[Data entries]
__________________________________________________
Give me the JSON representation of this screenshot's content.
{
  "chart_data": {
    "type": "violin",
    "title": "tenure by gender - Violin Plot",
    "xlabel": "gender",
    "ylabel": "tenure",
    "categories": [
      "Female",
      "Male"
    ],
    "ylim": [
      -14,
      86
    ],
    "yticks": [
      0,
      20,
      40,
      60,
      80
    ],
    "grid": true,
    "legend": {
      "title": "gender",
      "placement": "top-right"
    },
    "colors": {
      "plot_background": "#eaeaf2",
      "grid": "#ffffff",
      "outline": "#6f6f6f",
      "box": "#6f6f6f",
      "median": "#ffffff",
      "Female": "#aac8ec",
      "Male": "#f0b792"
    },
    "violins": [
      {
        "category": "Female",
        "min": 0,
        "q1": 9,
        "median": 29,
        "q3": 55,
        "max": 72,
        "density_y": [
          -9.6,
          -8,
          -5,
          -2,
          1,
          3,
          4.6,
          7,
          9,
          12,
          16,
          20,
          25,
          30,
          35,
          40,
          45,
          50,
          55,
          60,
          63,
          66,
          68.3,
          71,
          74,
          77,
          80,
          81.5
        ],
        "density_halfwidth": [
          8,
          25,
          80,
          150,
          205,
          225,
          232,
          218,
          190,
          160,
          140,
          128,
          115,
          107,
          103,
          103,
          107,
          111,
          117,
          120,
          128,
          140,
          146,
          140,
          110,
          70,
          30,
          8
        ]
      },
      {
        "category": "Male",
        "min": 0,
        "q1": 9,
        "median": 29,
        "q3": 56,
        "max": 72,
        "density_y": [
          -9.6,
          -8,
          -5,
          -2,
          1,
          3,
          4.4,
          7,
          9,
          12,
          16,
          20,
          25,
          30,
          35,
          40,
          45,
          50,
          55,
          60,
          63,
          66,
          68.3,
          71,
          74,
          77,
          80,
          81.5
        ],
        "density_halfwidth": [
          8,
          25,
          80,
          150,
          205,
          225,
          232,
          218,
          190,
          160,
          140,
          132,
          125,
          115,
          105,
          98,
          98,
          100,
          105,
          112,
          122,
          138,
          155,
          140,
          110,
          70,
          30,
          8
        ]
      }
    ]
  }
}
__________________________________________________
### GOAL
Wherever a line in the data above holds "gender", copy that line.

### TASK RESULT
    "title": "tenure by gender - Violin Plot",
    "xlabel": "gender",
      "title": "gender",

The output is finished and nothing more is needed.